PROBLÈMES À RÉSOUDRE →
- 1) Reformulez sous forme de liste le paragraphe du texte proposé qui commence par « Mais, si on lit la presse ». Conservez ses faits essentiels.
- 2) D'après le texte proposé, les affirmations suivantes sont-elles exactes ? Répondez par oui ou par non et citez les mots du texte qui justifient chaque réponse.
(a) Abdalhlim est un ingénieur soudanais de 27 ans.
(b) Les six migrants ont réussi à franchir la frontière en longeant la rivière.
(c) La police est venue trois fois pour les dégager.
- 3) Répondez brièvement à ces questions à l'aide du texte proposé.
(a) Qu'est-ce que les autorités ont refusé d'installer ?
(b) Quel âge a Ibrahim ?
(c) Lequel des migrants a 17 ans ?

TEXTE PROPOSÉ →

Dans le camp informel qui jouxte le centre de la Croix-Rouge, assis sur un matelas en mousse, Abdalhlim, jeune ingénieur soudanais de 27 ans, croit utile de préciser : « Nous ne venons pas faire la guerre ou créer des problèmes. Nous venons en paix car nous sommes trop fatigués de la guerre chez nous. »
Mais, si on lit la presse, « on a l’impression que la ville est envahie », regrette Maurizio. Maria Pirrera s’énerve : « Face au refus des autorités d’installer des points d’eau, des volontaires et des migrants se sont résolus à ouvrir, en forçant, la porte d’un baraquement où il y avait écrit WC, pour prendre de l’eau. Les journaux ont écrit qu’ils avaient tout cassé. Ce qui est strictement faux. Mais les gens lisent ça et disent : "Regardez, ils cassent tout !" »
Dans le camp informel, ils sont désormais cinq assis autour d’Abdalhlim. Tous ont envie de parler, chacun s’exprime posément. Chemisette à carreau et chapeau de paille, Ibrahim, 31 ans, commente la réaction des habitants de Vintimille : « D’accord ils ne nous connaissent pas, et ils ont peur. Mais quand ils nous voient marcher dans la rue, personne ne vient nous parler, ils ne cherchent pas à savoir qui on est, d’où on vient, ce qu’on veut. Ils disent juste : "Rentrez chez vous !" »
Ahmad, 17 ans, embraye : « Nous savons que nous sommes venus illégalement. Mais les gens ici n’ont aucune humanité, ni responsabilité pour nous. Ils ne nous laissent aucune chance. » Tous les six ont essayé de passer la frontière, plusieurs fois, en prenant le train, en marchant le long de la rivière, en passant par la montagne... En vain.
« Nous sommes bloqués ici. Et ici, personne ne veut de nous, résume Yousif, 27 ans. Le gouvernement ne veut pas nous donner l’hospitalité, la police est déjà venue deux fois pour nous dégager, elle cherche même à dissuader les personnes qui nous apportent de l’aide. Maintenant, nous ne savons pas quoi faire. »

Entrées du jeu de données:
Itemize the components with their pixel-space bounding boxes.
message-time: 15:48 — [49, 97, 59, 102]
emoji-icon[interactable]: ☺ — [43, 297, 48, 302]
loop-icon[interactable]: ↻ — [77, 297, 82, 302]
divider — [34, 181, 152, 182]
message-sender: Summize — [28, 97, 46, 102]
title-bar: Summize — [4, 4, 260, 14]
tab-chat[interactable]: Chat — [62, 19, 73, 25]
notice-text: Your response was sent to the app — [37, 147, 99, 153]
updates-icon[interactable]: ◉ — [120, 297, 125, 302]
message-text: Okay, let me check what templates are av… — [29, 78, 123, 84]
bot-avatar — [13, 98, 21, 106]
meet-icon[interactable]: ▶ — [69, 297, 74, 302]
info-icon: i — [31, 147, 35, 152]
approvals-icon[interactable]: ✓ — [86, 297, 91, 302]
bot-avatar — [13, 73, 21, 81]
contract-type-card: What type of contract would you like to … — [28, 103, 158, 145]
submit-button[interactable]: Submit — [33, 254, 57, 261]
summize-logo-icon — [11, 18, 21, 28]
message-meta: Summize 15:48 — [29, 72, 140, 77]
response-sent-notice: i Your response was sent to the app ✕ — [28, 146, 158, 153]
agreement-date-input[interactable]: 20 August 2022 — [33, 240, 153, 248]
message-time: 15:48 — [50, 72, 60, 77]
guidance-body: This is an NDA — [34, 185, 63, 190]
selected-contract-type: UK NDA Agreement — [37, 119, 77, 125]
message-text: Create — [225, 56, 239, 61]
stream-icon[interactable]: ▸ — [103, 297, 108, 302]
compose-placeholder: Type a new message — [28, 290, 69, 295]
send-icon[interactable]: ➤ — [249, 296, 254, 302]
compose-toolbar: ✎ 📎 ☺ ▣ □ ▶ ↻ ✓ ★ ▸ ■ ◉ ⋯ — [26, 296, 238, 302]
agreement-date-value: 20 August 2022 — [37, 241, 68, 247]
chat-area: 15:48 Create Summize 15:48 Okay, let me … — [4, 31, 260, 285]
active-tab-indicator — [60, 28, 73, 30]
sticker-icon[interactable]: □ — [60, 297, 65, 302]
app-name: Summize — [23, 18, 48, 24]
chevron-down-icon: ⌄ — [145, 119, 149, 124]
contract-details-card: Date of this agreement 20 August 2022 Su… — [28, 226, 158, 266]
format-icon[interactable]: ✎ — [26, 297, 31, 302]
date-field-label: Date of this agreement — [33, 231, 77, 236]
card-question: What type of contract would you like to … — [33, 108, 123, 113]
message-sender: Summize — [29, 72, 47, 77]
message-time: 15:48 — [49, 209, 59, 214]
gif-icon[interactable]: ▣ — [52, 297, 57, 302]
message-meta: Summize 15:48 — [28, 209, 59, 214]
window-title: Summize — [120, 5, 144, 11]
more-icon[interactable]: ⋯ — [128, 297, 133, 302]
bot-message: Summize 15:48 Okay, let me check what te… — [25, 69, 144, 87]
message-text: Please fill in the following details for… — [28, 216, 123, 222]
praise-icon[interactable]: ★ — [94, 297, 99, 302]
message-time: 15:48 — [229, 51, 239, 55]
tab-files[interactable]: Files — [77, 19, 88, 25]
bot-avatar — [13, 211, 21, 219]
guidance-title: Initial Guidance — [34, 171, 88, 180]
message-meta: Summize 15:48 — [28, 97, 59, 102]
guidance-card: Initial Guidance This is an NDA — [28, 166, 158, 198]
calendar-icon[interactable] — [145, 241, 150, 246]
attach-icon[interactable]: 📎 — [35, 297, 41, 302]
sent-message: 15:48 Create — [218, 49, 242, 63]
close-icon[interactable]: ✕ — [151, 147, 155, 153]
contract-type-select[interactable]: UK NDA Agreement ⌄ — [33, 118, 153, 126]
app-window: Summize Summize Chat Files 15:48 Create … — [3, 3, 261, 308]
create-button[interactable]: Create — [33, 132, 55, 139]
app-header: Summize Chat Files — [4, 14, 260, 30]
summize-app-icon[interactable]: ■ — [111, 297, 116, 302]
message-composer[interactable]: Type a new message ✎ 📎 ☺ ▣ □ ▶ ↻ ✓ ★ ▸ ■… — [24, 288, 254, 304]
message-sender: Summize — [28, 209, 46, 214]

CORRIGÉ DES EXERCICES →
- 1)
- D'après Maurizio, la presse donne l'impression que la ville est envahie.
- Selon Maria Pirrera, les autorités ont refusé d'installer des points d'eau.
- Des volontaires et des migrants ont donc forcé la porte d'un baraquement marqué WC pour prendre de l'eau.
- Les journaux ont écrit qu'ils avaient tout cassé, ce qui est strictement faux.
- Les lecteurs reprennent pourtant cette affirmation.

- 2)
(a) Oui : « jeune ingénieur soudanais de 27 ans ».
(b) Non : « en marchant le long de la rivière, en passant par la montagne... En vain. »
(c) Non : « la police est déjà venue deux fois pour nous dégager ».

- 3)
(a) Des points d'eau.
(b) 31 ans.
(c) Ahmad.